→ EXERCISE DETAILS
Write out the data below in full, unchanged, minus the images.

━━ ENTRIES SHOWN

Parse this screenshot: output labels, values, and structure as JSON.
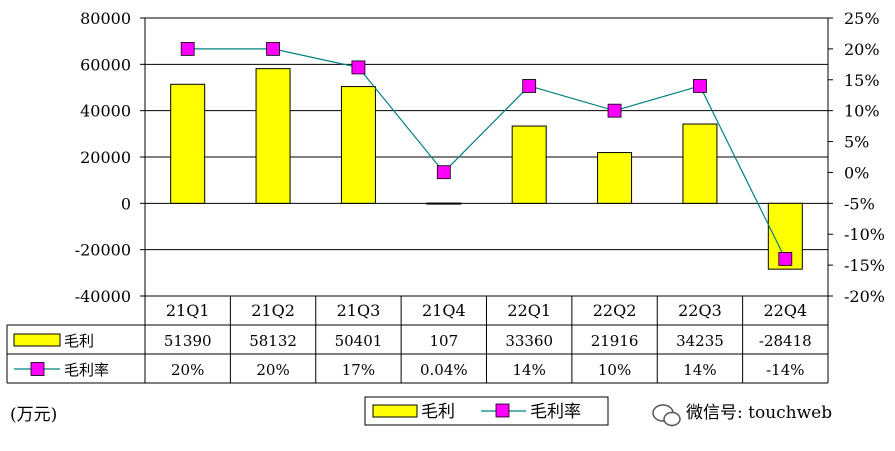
{
  "chart_data": {
    "type": "bar",
    "categories": [
      "21Q1",
      "21Q2",
      "21Q3",
      "21Q4",
      "22Q1",
      "22Q2",
      "22Q3",
      "22Q4"
    ],
    "series": [
      {
        "name": "毛利",
        "type": "bar",
        "axis": "left",
        "color": "#FFFF00",
        "values": [
          51390,
          58132,
          50401,
          107,
          33360,
          21916,
          34235,
          -28418
        ]
      },
      {
        "name": "毛利率",
        "type": "line",
        "axis": "right",
        "color": "#FF00FF",
        "line_color": "#008080",
        "values": [
          20,
          20,
          17,
          0.04,
          14,
          10,
          14,
          -14
        ]
      }
    ],
    "y_left": {
      "ylim": [
        -40000,
        80000
      ],
      "ticks": [
        "80000",
        "60000",
        "40000",
        "20000",
        "0",
        "-20000",
        "-40000"
      ]
    },
    "y_right": {
      "ylim": [
        -20,
        25
      ],
      "ticks": [
        "25%",
        "20%",
        "15%",
        "10%",
        "5%",
        "0%",
        "-5%",
        "-10%",
        "-15%",
        "-20%"
      ]
    },
    "table": {
      "rows": [
        {
          "label": "毛利",
          "cells": [
            "51390",
            "58132",
            "50401",
            "107",
            "33360",
            "21916",
            "34235",
            "-28418"
          ]
        },
        {
          "label": "毛利率",
          "cells": [
            "20%",
            "20%",
            "17%",
            "0.04%",
            "14%",
            "10%",
            "14%",
            "-14%"
          ]
        }
      ]
    },
    "unit_label": "(万元)",
    "legend": {
      "position": "bottom-center",
      "items": [
        "毛利",
        "毛利率"
      ]
    },
    "watermark": "微信号: touchweb",
    "grid": true
  }
}
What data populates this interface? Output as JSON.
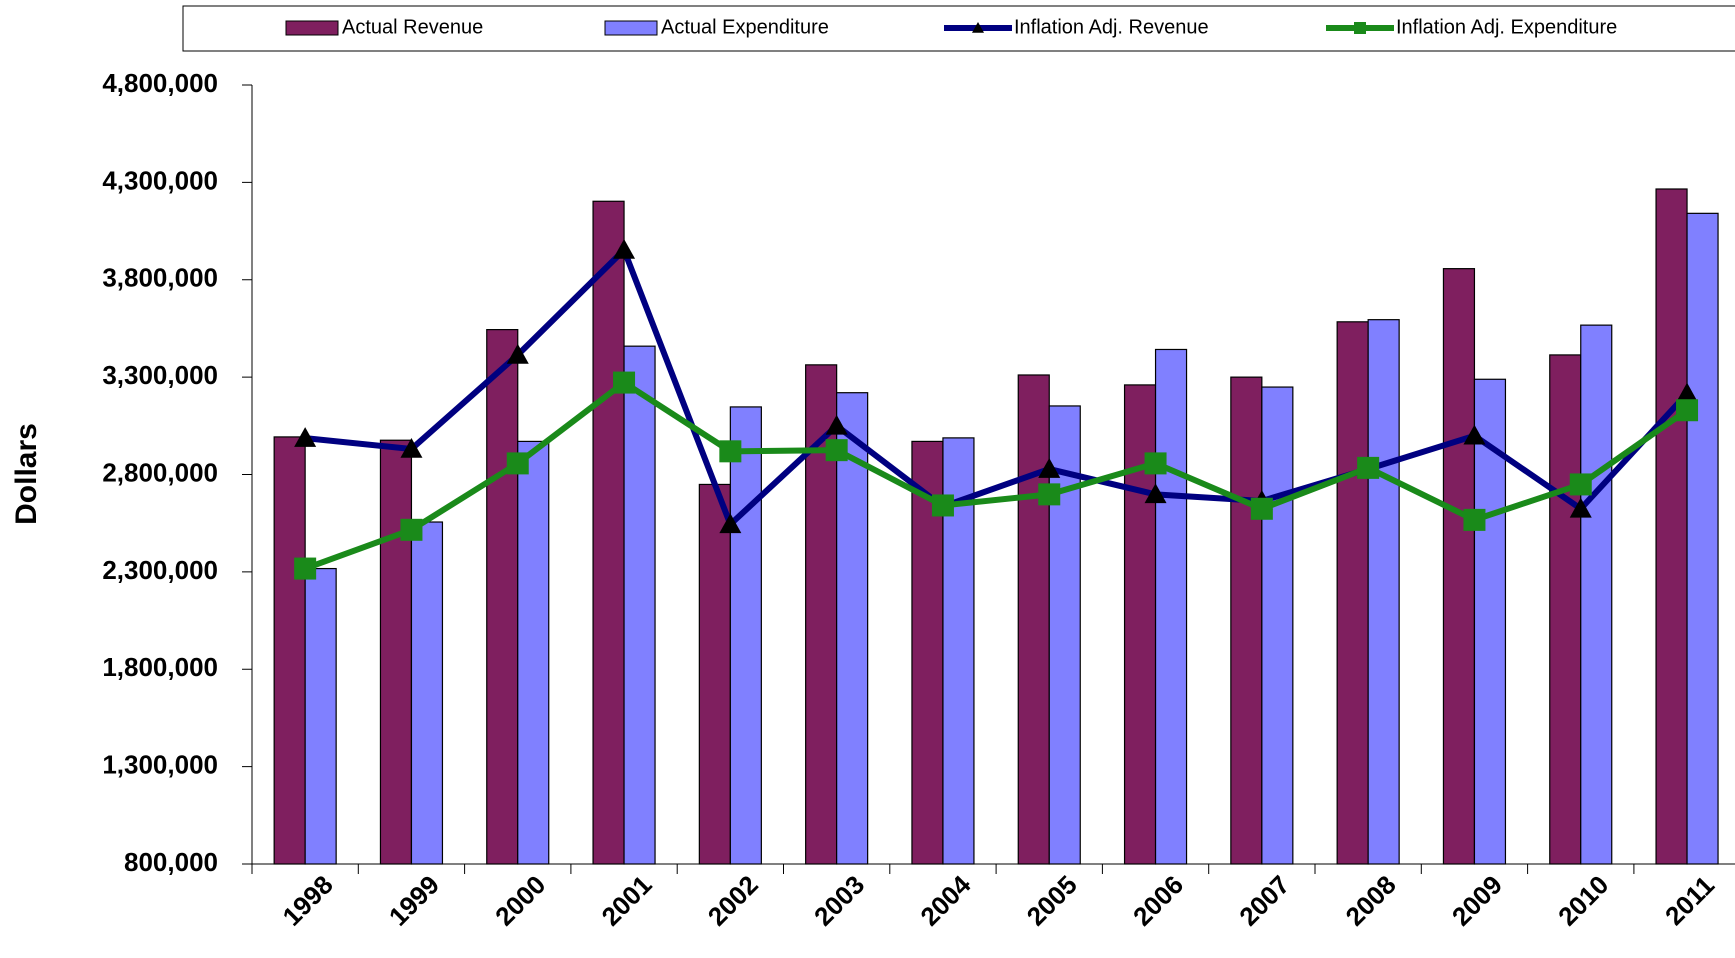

━━━━

→ OUTPUT OF THE TASK
Parse this screenshot: output labels, values, and structure as JSON.
{
  "chart_data": {
    "type": "bar",
    "categories": [
      "21Q1",
      "21Q2",
      "21Q3",
      "21Q4",
      "22Q1",
      "22Q2",
      "22Q3",
      "22Q4"
    ],
    "series": [
      {
        "name": "毛利",
        "type": "bar",
        "axis": "left",
        "color": "#FFFF00",
        "values": [
          51390,
          58132,
          50401,
          107,
          33360,
          21916,
          34235,
          -28418
        ]
      },
      {
        "name": "毛利率",
        "type": "line",
        "axis": "right",
        "color": "#FF00FF",
        "line_color": "#008080",
        "values": [
          20,
          20,
          17,
          0.04,
          14,
          10,
          14,
          -14
        ]
      }
    ],
    "y_left": {
      "ylim": [
        -40000,
        80000
      ],
      "ticks": [
        "80000",
        "60000",
        "40000",
        "20000",
        "0",
        "-20000",
        "-40000"
      ]
    },
    "y_right": {
      "ylim": [
        -20,
        25
      ],
      "ticks": [
        "25%",
        "20%",
        "15%",
        "10%",
        "5%",
        "0%",
        "-5%",
        "-10%",
        "-15%",
        "-20%"
      ]
    },
    "table": {
      "rows": [
        {
          "label": "毛利",
          "cells": [
            "51390",
            "58132",
            "50401",
            "107",
            "33360",
            "21916",
            "34235",
            "-28418"
          ]
        },
        {
          "label": "毛利率",
          "cells": [
            "20%",
            "20%",
            "17%",
            "0.04%",
            "14%",
            "10%",
            "14%",
            "-14%"
          ]
        }
      ]
    },
    "unit_label": "(万元)",
    "legend": {
      "position": "bottom-center",
      "items": [
        "毛利",
        "毛利率"
      ]
    },
    "watermark": "微信号: touchweb",
    "grid": true
  }
}
What data populates this interface? Output as JSON.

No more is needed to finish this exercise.